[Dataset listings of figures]
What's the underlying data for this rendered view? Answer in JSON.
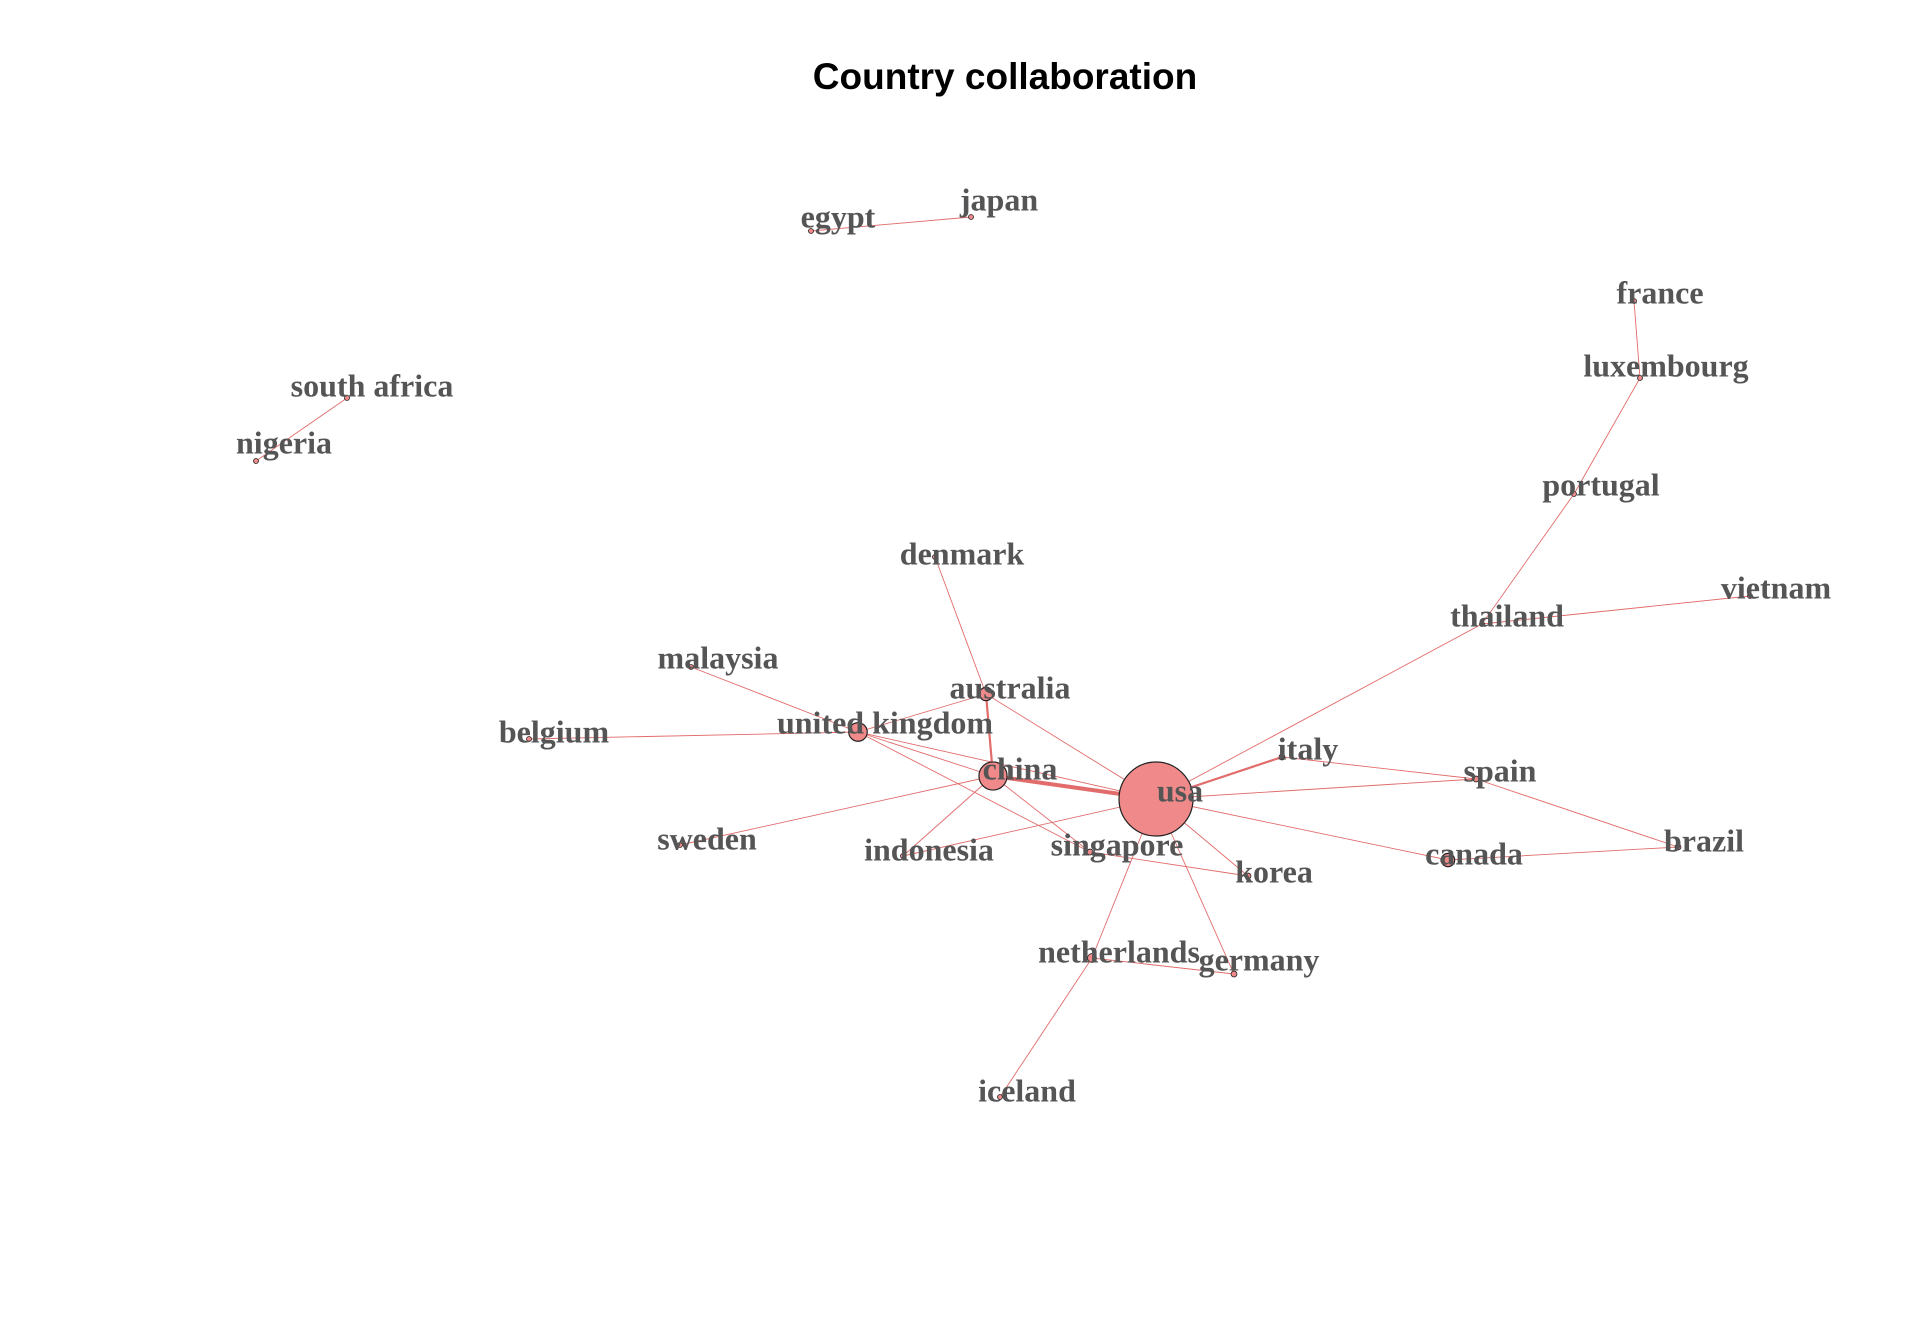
{
  "title": "Country collaboration",
  "colors": {
    "edge": "#e26b6b",
    "node_fill": "#f08a8a",
    "label": "#555555"
  },
  "chart_data": {
    "type": "network",
    "nodes": [
      {
        "id": "usa",
        "label": "usa",
        "size": 1.0
      },
      {
        "id": "china",
        "label": "china",
        "size": 0.38
      },
      {
        "id": "uk",
        "label": "united kingdom",
        "size": 0.25
      },
      {
        "id": "australia",
        "label": "australia",
        "size": 0.18
      },
      {
        "id": "canada",
        "label": "canada",
        "size": 0.18
      },
      {
        "id": "netherlands",
        "label": "netherlands",
        "size": 0.12
      },
      {
        "id": "italy",
        "label": "italy",
        "size": 0.08
      },
      {
        "id": "spain",
        "label": "spain",
        "size": 0.08
      },
      {
        "id": "brazil",
        "label": "brazil",
        "size": 0.08
      },
      {
        "id": "korea",
        "label": "korea",
        "size": 0.08
      },
      {
        "id": "germany",
        "label": "germany",
        "size": 0.08
      },
      {
        "id": "singapore",
        "label": "singapore",
        "size": 0.08
      },
      {
        "id": "indonesia",
        "label": "indonesia",
        "size": 0.06
      },
      {
        "id": "sweden",
        "label": "sweden",
        "size": 0.06
      },
      {
        "id": "belgium",
        "label": "belgium",
        "size": 0.04
      },
      {
        "id": "malaysia",
        "label": "malaysia",
        "size": 0.04
      },
      {
        "id": "denmark",
        "label": "denmark",
        "size": 0.04
      },
      {
        "id": "thailand",
        "label": "thailand",
        "size": 0.06
      },
      {
        "id": "vietnam",
        "label": "vietnam",
        "size": 0.04
      },
      {
        "id": "portugal",
        "label": "portugal",
        "size": 0.04
      },
      {
        "id": "luxembourg",
        "label": "luxembourg",
        "size": 0.04
      },
      {
        "id": "france",
        "label": "france",
        "size": 0.04
      },
      {
        "id": "iceland",
        "label": "iceland",
        "size": 0.04
      },
      {
        "id": "egypt",
        "label": "egypt",
        "size": 0.04
      },
      {
        "id": "japan",
        "label": "japan",
        "size": 0.04
      },
      {
        "id": "south_africa",
        "label": "south africa",
        "size": 0.04
      },
      {
        "id": "nigeria",
        "label": "nigeria",
        "size": 0.04
      }
    ],
    "edges": [
      {
        "source": "usa",
        "target": "china",
        "weight": 4
      },
      {
        "source": "usa",
        "target": "italy",
        "weight": 2
      },
      {
        "source": "usa",
        "target": "uk",
        "weight": 1
      },
      {
        "source": "usa",
        "target": "australia",
        "weight": 1
      },
      {
        "source": "usa",
        "target": "canada",
        "weight": 1
      },
      {
        "source": "usa",
        "target": "spain",
        "weight": 1
      },
      {
        "source": "usa",
        "target": "thailand",
        "weight": 1
      },
      {
        "source": "usa",
        "target": "korea",
        "weight": 1
      },
      {
        "source": "usa",
        "target": "germany",
        "weight": 1
      },
      {
        "source": "usa",
        "target": "netherlands",
        "weight": 1
      },
      {
        "source": "usa",
        "target": "indonesia",
        "weight": 1
      },
      {
        "source": "uk",
        "target": "china",
        "weight": 1
      },
      {
        "source": "uk",
        "target": "australia",
        "weight": 1
      },
      {
        "source": "uk",
        "target": "malaysia",
        "weight": 1
      },
      {
        "source": "uk",
        "target": "belgium",
        "weight": 1
      },
      {
        "source": "uk",
        "target": "singapore",
        "weight": 1
      },
      {
        "source": "china",
        "target": "australia",
        "weight": 2
      },
      {
        "source": "china",
        "target": "sweden",
        "weight": 1
      },
      {
        "source": "china",
        "target": "indonesia",
        "weight": 1
      },
      {
        "source": "china",
        "target": "singapore",
        "weight": 1
      },
      {
        "source": "australia",
        "target": "denmark",
        "weight": 1
      },
      {
        "source": "singapore",
        "target": "korea",
        "weight": 1
      },
      {
        "source": "italy",
        "target": "spain",
        "weight": 1
      },
      {
        "source": "spain",
        "target": "brazil",
        "weight": 1
      },
      {
        "source": "canada",
        "target": "brazil",
        "weight": 1
      },
      {
        "source": "thailand",
        "target": "vietnam",
        "weight": 1
      },
      {
        "source": "thailand",
        "target": "portugal",
        "weight": 1
      },
      {
        "source": "portugal",
        "target": "luxembourg",
        "weight": 1
      },
      {
        "source": "luxembourg",
        "target": "france",
        "weight": 1
      },
      {
        "source": "netherlands",
        "target": "germany",
        "weight": 1
      },
      {
        "source": "netherlands",
        "target": "iceland",
        "weight": 1
      },
      {
        "source": "egypt",
        "target": "japan",
        "weight": 1
      },
      {
        "source": "south_africa",
        "target": "nigeria",
        "weight": 1
      }
    ]
  }
}
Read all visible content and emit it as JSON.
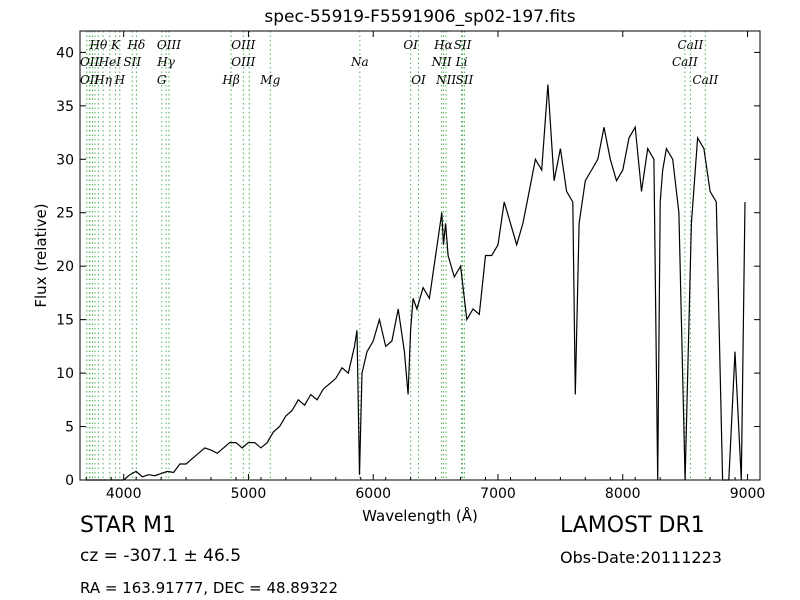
{
  "chart_data": {
    "type": "line",
    "title": "spec-55919-F5591906_sp02-197.fits",
    "xlabel": "Wavelength (Å)",
    "ylabel": "Flux (relative)",
    "xlim": [
      3650,
      9100
    ],
    "ylim": [
      0,
      42
    ],
    "xticks": [
      4000,
      5000,
      6000,
      7000,
      8000,
      9000
    ],
    "yticks": [
      0,
      5,
      10,
      15,
      20,
      25,
      30,
      35,
      40
    ],
    "grid": false,
    "line_color": "#000000",
    "marker_color": "#4caf50",
    "spectrum": {
      "x": [
        3700,
        3750,
        3800,
        3850,
        3900,
        3950,
        4000,
        4050,
        4100,
        4150,
        4200,
        4250,
        4300,
        4350,
        4400,
        4450,
        4500,
        4550,
        4600,
        4650,
        4700,
        4750,
        4800,
        4850,
        4900,
        4950,
        5000,
        5050,
        5100,
        5150,
        5200,
        5250,
        5300,
        5350,
        5400,
        5450,
        5500,
        5550,
        5600,
        5650,
        5700,
        5750,
        5800,
        5850,
        5870,
        5890,
        5910,
        5950,
        6000,
        6050,
        6100,
        6150,
        6200,
        6250,
        6280,
        6300,
        6320,
        6350,
        6400,
        6450,
        6500,
        6550,
        6563,
        6580,
        6600,
        6650,
        6700,
        6750,
        6800,
        6850,
        6900,
        6950,
        7000,
        7050,
        7100,
        7150,
        7200,
        7250,
        7300,
        7350,
        7400,
        7450,
        7500,
        7550,
        7600,
        7620,
        7650,
        7700,
        7750,
        7800,
        7850,
        7900,
        7950,
        8000,
        8050,
        8100,
        8150,
        8200,
        8250,
        8280,
        8300,
        8320,
        8350,
        8400,
        8450,
        8500,
        8550,
        8600,
        8650,
        8700,
        8750,
        8800,
        8850,
        8900,
        8950,
        8980
      ],
      "y": [
        0,
        0,
        0,
        0,
        0,
        0,
        0,
        0.5,
        0.8,
        0.3,
        0.5,
        0.4,
        0.6,
        0.8,
        0.7,
        1.5,
        1.5,
        2.0,
        2.5,
        3.0,
        2.8,
        2.5,
        3.0,
        3.5,
        3.5,
        3.0,
        3.5,
        3.5,
        3.0,
        3.5,
        4.5,
        5.0,
        6.0,
        6.5,
        7.5,
        7.0,
        8.0,
        7.5,
        8.5,
        9.0,
        9.5,
        10.5,
        10.0,
        12.5,
        14.0,
        0.5,
        10.0,
        12.0,
        13.0,
        15.0,
        12.5,
        13.0,
        16.0,
        12.0,
        8.0,
        14.0,
        17.0,
        16.0,
        18.0,
        17.0,
        21.0,
        25.0,
        22.0,
        24.0,
        21.0,
        19.0,
        20.0,
        15.0,
        16.0,
        15.5,
        21.0,
        21.0,
        22.0,
        26.0,
        24.0,
        22.0,
        24.0,
        27.0,
        30.0,
        29.0,
        37.0,
        28.0,
        31.0,
        27.0,
        26.0,
        8.0,
        24.0,
        28.0,
        29.0,
        30.0,
        33.0,
        30.0,
        28.0,
        29.0,
        32.0,
        33.0,
        27.0,
        31.0,
        30.0,
        0,
        26.0,
        29.0,
        31.0,
        30.0,
        25.0,
        0,
        24.0,
        32.0,
        31.0,
        27.0,
        26.0,
        0,
        0,
        12.0,
        0,
        26.0
      ]
    },
    "lines_upper": [
      {
        "label": "Hθ",
        "x": 3797,
        "row": 1
      },
      {
        "label": "K",
        "x": 3934,
        "row": 1
      },
      {
        "label": "Hδ",
        "x": 4102,
        "row": 1
      },
      {
        "label": "OIII",
        "x": 4363,
        "row": 1
      },
      {
        "label": "OIII",
        "x": 4959,
        "row": 1
      },
      {
        "label": "OI",
        "x": 6300,
        "row": 1
      },
      {
        "label": "Hα",
        "x": 6563,
        "row": 1
      },
      {
        "label": "SII",
        "x": 6716,
        "row": 1
      },
      {
        "label": "CaII",
        "x": 8542,
        "row": 1
      },
      {
        "label": "OII",
        "x": 3727,
        "row": 2
      },
      {
        "label": "HeI",
        "x": 3889,
        "row": 2
      },
      {
        "label": "SII",
        "x": 4069,
        "row": 2
      },
      {
        "label": "Hγ",
        "x": 4340,
        "row": 2
      },
      {
        "label": "OIII",
        "x": 4959,
        "row": 2
      },
      {
        "label": "Na",
        "x": 5893,
        "row": 2
      },
      {
        "label": "NII",
        "x": 6548,
        "row": 2
      },
      {
        "label": "Li",
        "x": 6708,
        "row": 2
      },
      {
        "label": "CaII",
        "x": 8498,
        "row": 2
      },
      {
        "label": "OII",
        "x": 3727,
        "row": 3
      },
      {
        "label": "Hη",
        "x": 3835,
        "row": 3
      },
      {
        "label": "H",
        "x": 3969,
        "row": 3
      },
      {
        "label": "G",
        "x": 4305,
        "row": 3
      },
      {
        "label": "Hβ",
        "x": 4861,
        "row": 3
      },
      {
        "label": "Mg",
        "x": 5175,
        "row": 3
      },
      {
        "label": "OI",
        "x": 6363,
        "row": 3
      },
      {
        "label": "NII",
        "x": 6584,
        "row": 3
      },
      {
        "label": "SII",
        "x": 6731,
        "row": 3
      },
      {
        "label": "CaII",
        "x": 8662,
        "row": 3
      }
    ],
    "marker_positions": [
      3704,
      3727,
      3729,
      3750,
      3770,
      3797,
      3835,
      3889,
      3934,
      3969,
      4069,
      4102,
      4305,
      4340,
      4363,
      4861,
      4959,
      5007,
      5175,
      5893,
      6300,
      6363,
      6548,
      6563,
      6584,
      6708,
      6716,
      6731,
      8498,
      8542,
      8662
    ]
  },
  "footer": {
    "object_class": "STAR   M1",
    "cz": "cz = -307.1  ± 46.5",
    "radec": "RA = 163.91777, DEC = 48.89322",
    "survey": "LAMOST DR1",
    "obs_date": "Obs-Date:20111223"
  }
}
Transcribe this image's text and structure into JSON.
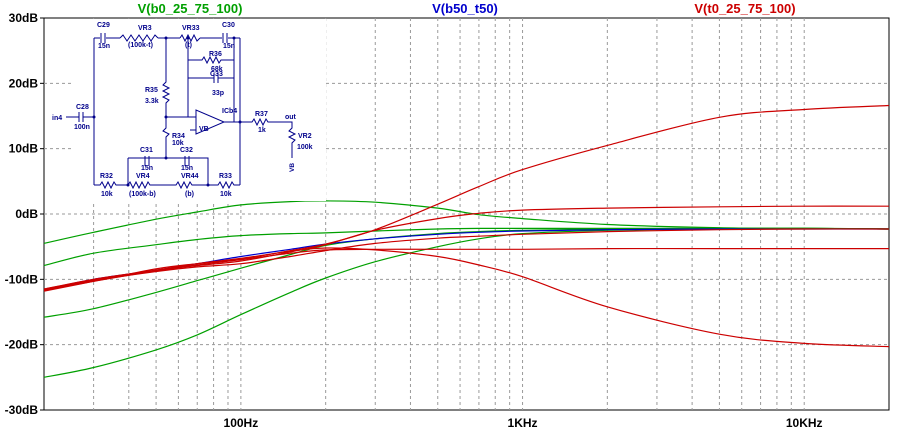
{
  "chart_data": {
    "type": "line",
    "x_scale": "log",
    "x_range_hz": [
      20,
      20000
    ],
    "ylim": [
      -30,
      30
    ],
    "y_unit": "dB",
    "y_ticks": [
      {
        "value": 30,
        "label": "30dB"
      },
      {
        "value": 20,
        "label": "20dB"
      },
      {
        "value": 10,
        "label": "10dB"
      },
      {
        "value": 0,
        "label": "0dB"
      },
      {
        "value": -10,
        "label": "-10dB"
      },
      {
        "value": -20,
        "label": "-20dB"
      },
      {
        "value": -30,
        "label": "-30dB"
      }
    ],
    "x_ticks": [
      {
        "value": 100,
        "label": "100Hz"
      },
      {
        "value": 1000,
        "label": "1KHz"
      },
      {
        "value": 10000,
        "label": "10KHz"
      }
    ],
    "grid": true,
    "legend_position": "top",
    "series": [
      {
        "name": "V(b0_25_75_100)",
        "color": "#00a000",
        "curves": [
          {
            "x": [
              20,
              30,
              50,
              70,
              100,
              150,
              200,
              300,
              500,
              700,
              1000,
              2000,
              5000,
              10000,
              20000
            ],
            "y": [
              -4.5,
              -2.8,
              -0.8,
              0.3,
              1.4,
              1.9,
              2.0,
              1.8,
              0.9,
              -0.1,
              -0.7,
              -1.6,
              -2.1,
              -2.2,
              -2.3
            ]
          },
          {
            "x": [
              20,
              30,
              50,
              70,
              100,
              150,
              200,
              300,
              500,
              700,
              1000,
              2000,
              5000,
              10000,
              20000
            ],
            "y": [
              -7.9,
              -6.0,
              -4.7,
              -3.9,
              -3.3,
              -3.0,
              -2.9,
              -2.6,
              -2.3,
              -2.2,
              -2.2,
              -2.2,
              -2.2,
              -2.2,
              -2.3
            ]
          },
          {
            "x": [
              20,
              30,
              50,
              70,
              100,
              150,
              200,
              300,
              500,
              700,
              1000,
              2000,
              5000,
              10000,
              20000
            ],
            "y": [
              -15.8,
              -14.5,
              -12.0,
              -10.2,
              -8.3,
              -6.2,
              -4.8,
              -3.8,
              -3.0,
              -2.7,
              -2.5,
              -2.3,
              -2.2,
              -2.2,
              -2.3
            ]
          },
          {
            "x": [
              20,
              30,
              50,
              70,
              100,
              150,
              200,
              300,
              500,
              700,
              1000,
              2000,
              5000,
              10000,
              20000
            ],
            "y": [
              -25.0,
              -23.5,
              -20.8,
              -18.5,
              -15.4,
              -12.0,
              -9.8,
              -7.3,
              -5.0,
              -3.8,
              -3.0,
              -2.5,
              -2.3,
              -2.2,
              -2.3
            ]
          }
        ]
      },
      {
        "name": "V(b50_t50)",
        "color": "#0000cc",
        "curves": [
          {
            "x": [
              20,
              30,
              50,
              70,
              100,
              150,
              200,
              300,
              500,
              700,
              1000,
              2000,
              5000,
              10000,
              20000
            ],
            "y": [
              -11.6,
              -10.0,
              -8.6,
              -7.6,
              -6.5,
              -5.4,
              -4.6,
              -3.8,
              -3.1,
              -2.8,
              -2.6,
              -2.4,
              -2.3,
              -2.3,
              -2.3
            ]
          }
        ]
      },
      {
        "name": "V(t0_25_75_100)",
        "color": "#cc0000",
        "curves": [
          {
            "x": [
              20,
              30,
              50,
              70,
              100,
              150,
              200,
              300,
              500,
              700,
              1000,
              2000,
              5000,
              10000,
              20000
            ],
            "y": [
              -11.8,
              -10.3,
              -8.4,
              -7.6,
              -6.9,
              -5.6,
              -4.6,
              -2.4,
              1.5,
              4.2,
              6.8,
              10.5,
              14.8,
              16.0,
              16.6
            ]
          },
          {
            "x": [
              20,
              30,
              50,
              70,
              100,
              150,
              200,
              300,
              500,
              700,
              1000,
              2000,
              5000,
              10000,
              20000
            ],
            "y": [
              -11.7,
              -10.3,
              -8.7,
              -7.9,
              -7.2,
              -5.8,
              -4.7,
              -2.5,
              -0.7,
              0.1,
              0.6,
              0.9,
              1.1,
              1.2,
              1.2
            ]
          },
          {
            "x": [
              20,
              30,
              50,
              70,
              100,
              150,
              200,
              300,
              500,
              700,
              1000,
              2000,
              5000,
              10000,
              20000
            ],
            "y": [
              -11.6,
              -10.2,
              -8.8,
              -8.1,
              -7.6,
              -6.5,
              -5.6,
              -4.5,
              -3.7,
              -3.4,
              -3.1,
              -2.7,
              -2.4,
              -2.3,
              -2.3
            ]
          },
          {
            "x": [
              20,
              30,
              50,
              70,
              100,
              150,
              200,
              300,
              500,
              700,
              1000,
              2000,
              5000,
              10000,
              20000
            ],
            "y": [
              -11.5,
              -10.0,
              -8.6,
              -7.8,
              -7.0,
              -6.0,
              -5.5,
              -5.4,
              -5.4,
              -5.4,
              -5.4,
              -5.3,
              -5.3,
              -5.3,
              -5.3
            ]
          },
          {
            "x": [
              20,
              30,
              50,
              70,
              100,
              150,
              200,
              300,
              500,
              700,
              1000,
              2000,
              5000,
              10000,
              20000
            ],
            "y": [
              -11.5,
              -10.1,
              -8.6,
              -7.6,
              -6.8,
              -5.7,
              -5.2,
              -5.5,
              -6.5,
              -7.8,
              -9.6,
              -14.2,
              -18.4,
              -19.8,
              -20.3
            ]
          }
        ]
      }
    ]
  },
  "schematic": {
    "components": {
      "c29": "C29",
      "c29v": "15n",
      "vr3": "VR3",
      "vr3v": "(100k-t)",
      "vr33": "VR33",
      "vr33v": "(t)",
      "c30": "C30",
      "c30v": "15n",
      "r36": "R36",
      "r36v": "68k",
      "c33": "C33",
      "c33v": "33p",
      "r35": "R35",
      "r35v": "3.3k",
      "c28": "C28",
      "c28v": "100n",
      "in": "in4",
      "ic": "ICb4",
      "vb": "VB",
      "r37": "R37",
      "r37v": "1k",
      "out": "out",
      "vr2": "VR2",
      "vr2v": "100k",
      "vb2": "VB",
      "r34": "R34",
      "r34v": "10k",
      "c31": "C31",
      "c31v": "15n",
      "c32": "C32",
      "c32v": "15n",
      "vr4": "VR4",
      "vr4v": "(100k-b)",
      "vr44": "VR44",
      "vr44v": "(b)",
      "r32": "R32",
      "r32v": "10k",
      "r33": "R33",
      "r33v": "10k"
    }
  }
}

** Goal of the exercise **
Copy every line from the records above that contains the word "nigeria".

** Answer to the problem **
        "id": "nigeria",
        "label": "nigeria",
        "target": "nigeria",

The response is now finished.